_Set task_. Write the material out again exactly.

_Entries shown_.
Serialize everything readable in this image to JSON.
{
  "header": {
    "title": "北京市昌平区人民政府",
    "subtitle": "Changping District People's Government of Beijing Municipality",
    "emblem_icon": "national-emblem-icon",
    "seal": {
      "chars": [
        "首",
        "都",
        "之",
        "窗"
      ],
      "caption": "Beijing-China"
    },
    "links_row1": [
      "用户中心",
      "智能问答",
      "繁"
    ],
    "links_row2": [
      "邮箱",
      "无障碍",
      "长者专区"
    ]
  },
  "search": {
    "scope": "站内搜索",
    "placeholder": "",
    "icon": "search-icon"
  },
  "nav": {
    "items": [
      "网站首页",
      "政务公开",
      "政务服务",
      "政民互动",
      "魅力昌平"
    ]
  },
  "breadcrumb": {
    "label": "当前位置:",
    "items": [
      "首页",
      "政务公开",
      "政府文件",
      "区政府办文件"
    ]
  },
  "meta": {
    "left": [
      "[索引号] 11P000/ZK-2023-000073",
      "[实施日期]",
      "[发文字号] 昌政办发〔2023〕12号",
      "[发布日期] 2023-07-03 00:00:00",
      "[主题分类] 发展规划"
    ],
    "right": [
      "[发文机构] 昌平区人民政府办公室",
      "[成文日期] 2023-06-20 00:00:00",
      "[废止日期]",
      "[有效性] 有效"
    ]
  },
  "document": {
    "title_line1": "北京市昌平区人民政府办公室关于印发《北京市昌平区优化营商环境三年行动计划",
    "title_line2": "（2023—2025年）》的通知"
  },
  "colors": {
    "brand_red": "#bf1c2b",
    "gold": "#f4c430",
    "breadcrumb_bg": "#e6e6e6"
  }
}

_Exercise response_.
Serialize everything readable in this image to JSON.
{
  "header": {
    "title": "北京市昌平区人民政府",
    "subtitle": "Changping District People's Government of Beijing Municipality",
    "emblem_icon": "national-emblem-icon",
    "seal": {
      "chars": [
        "首",
        "都",
        "之",
        "窗"
      ],
      "caption": "Beijing-China"
    },
    "links_row1": [
      "用户中心",
      "智能问答",
      "繁"
    ],
    "links_row2": [
      "邮箱",
      "无障碍",
      "长者专区"
    ]
  },
  "search": {
    "scope": "站内搜索",
    "placeholder": "",
    "icon": "search-icon"
  },
  "nav": {
    "items": [
      "网站首页",
      "政务公开",
      "政务服务",
      "政民互动",
      "魅力昌平"
    ]
  },
  "breadcrumb": {
    "label": "当前位置:",
    "items": [
      "首页",
      "政务公开",
      "政府文件",
      "区政府办文件"
    ]
  },
  "meta": {
    "left": [
      "[索引号] 11P000/ZK-2023-000073",
      "[实施日期]",
      "[发文字号] 昌政办发〔2023〕12号",
      "[发布日期] 2023-07-03 00:00:00",
      "[主题分类] 发展规划"
    ],
    "right": [
      "[发文机构] 昌平区人民政府办公室",
      "[成文日期] 2023-06-20 00:00:00",
      "[废止日期]",
      "[有效性] 有效"
    ]
  },
  "document": {
    "title_line1": "北京市昌平区人民政府办公室关于印发《北京市昌平区优化营商环境三年行动计划",
    "title_line2": "（2023—2025年）》的通知"
  },
  "colors": {
    "brand_red": "#bf1c2b",
    "gold": "#f4c430",
    "breadcrumb_bg": "#e6e6e6"
  }
}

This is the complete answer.